# What the exercise asks:
Leave out the pictures and copy the remaining records exactly.

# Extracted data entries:
----

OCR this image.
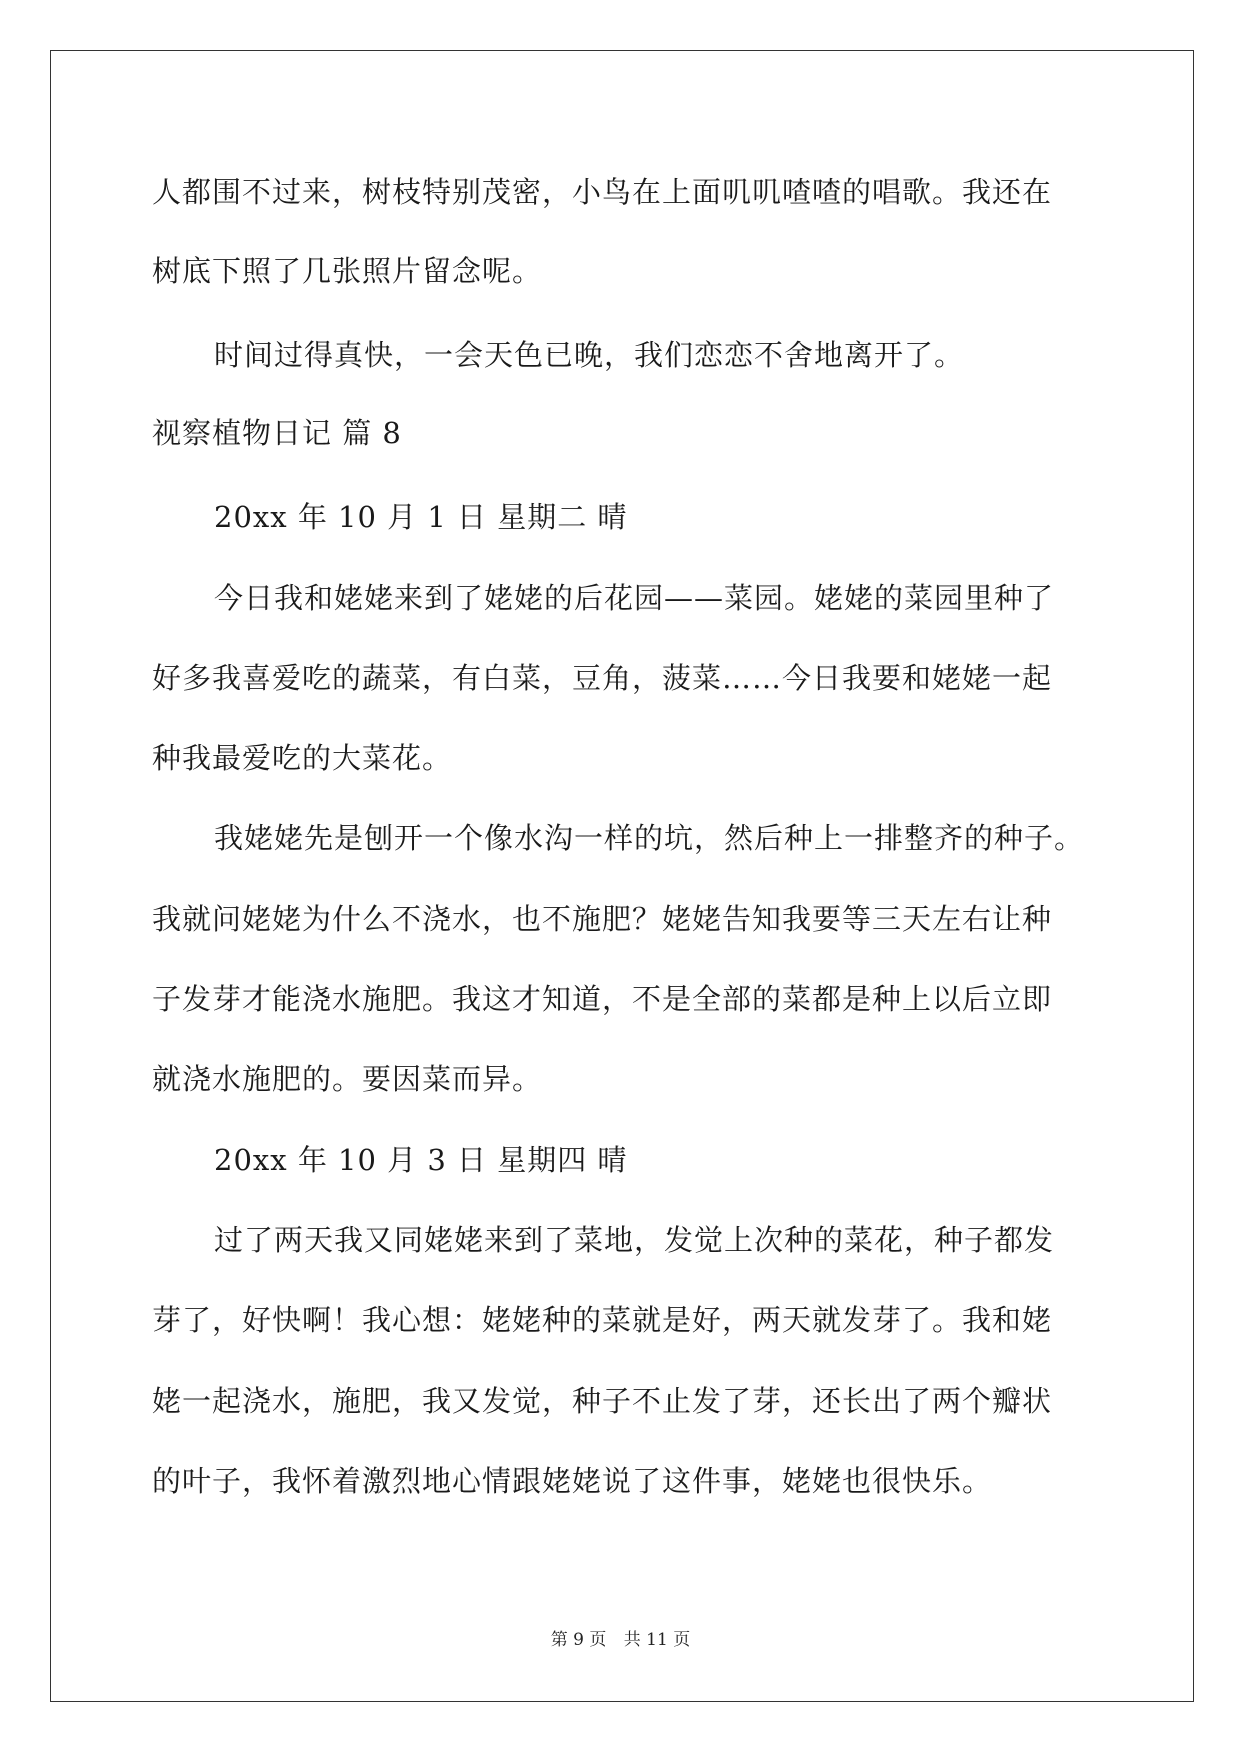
人都围不过来，树枝特别茂密，小鸟在上面叽叽喳喳的唱歌。我还在
树底下照了几张照片留念呢。
时间过得真快，一会天色已晚，我们恋恋不舍地离开了。
视察植物日记 篇 8
20xx 年 10 月 1 日 星期二 晴
今日我和姥姥来到了姥姥的后花园——菜园。姥姥的菜园里种了
好多我喜爱吃的蔬菜，有白菜，豆角，菠菜……今日我要和姥姥一起
种我最爱吃的大菜花。
我姥姥先是刨开一个像水沟一样的坑，然后种上一排整齐的种子。
我就问姥姥为什么不浇水，也不施肥？姥姥告知我要等三天左右让种
子发芽才能浇水施肥。我这才知道，不是全部的菜都是种上以后立即
就浇水施肥的。要因菜而异。
20xx 年 10 月 3 日 星期四 晴
过了两天我又同姥姥来到了菜地，发觉上次种的菜花，种子都发
芽了，好快啊！我心想：姥姥种的菜就是好，两天就发芽了。我和姥
姥一起浇水，施肥，我又发觉，种子不止发了芽，还长出了两个瓣状
的叶子，我怀着激烈地心情跟姥姥说了这件事，姥姥也很快乐。
第 9 页 共 11 页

----

# Answer to this problem:
OCR this image.
人都围不过来，树枝特别茂密，小鸟在上面叽叽喳喳的唱歌。我还在
树底下照了几张照片留念呢。
时间过得真快，一会天色已晚，我们恋恋不舍地离开了。
视察植物日记 篇 8
20xx 年 10 月 1 日 星期二 晴
今日我和姥姥来到了姥姥的后花园——菜园。姥姥的菜园里种了
好多我喜爱吃的蔬菜，有白菜，豆角，菠菜……今日我要和姥姥一起
种我最爱吃的大菜花。
我姥姥先是刨开一个像水沟一样的坑，然后种上一排整齐的种子。
我就问姥姥为什么不浇水，也不施肥？姥姥告知我要等三天左右让种
子发芽才能浇水施肥。我这才知道，不是全部的菜都是种上以后立即
就浇水施肥的。要因菜而异。
20xx 年 10 月 3 日 星期四 晴
过了两天我又同姥姥来到了菜地，发觉上次种的菜花，种子都发
芽了，好快啊！我心想：姥姥种的菜就是好，两天就发芽了。我和姥
姥一起浇水，施肥，我又发觉，种子不止发了芽，还长出了两个瓣状
的叶子，我怀着激烈地心情跟姥姥说了这件事，姥姥也很快乐。
第 9 页 共 11 页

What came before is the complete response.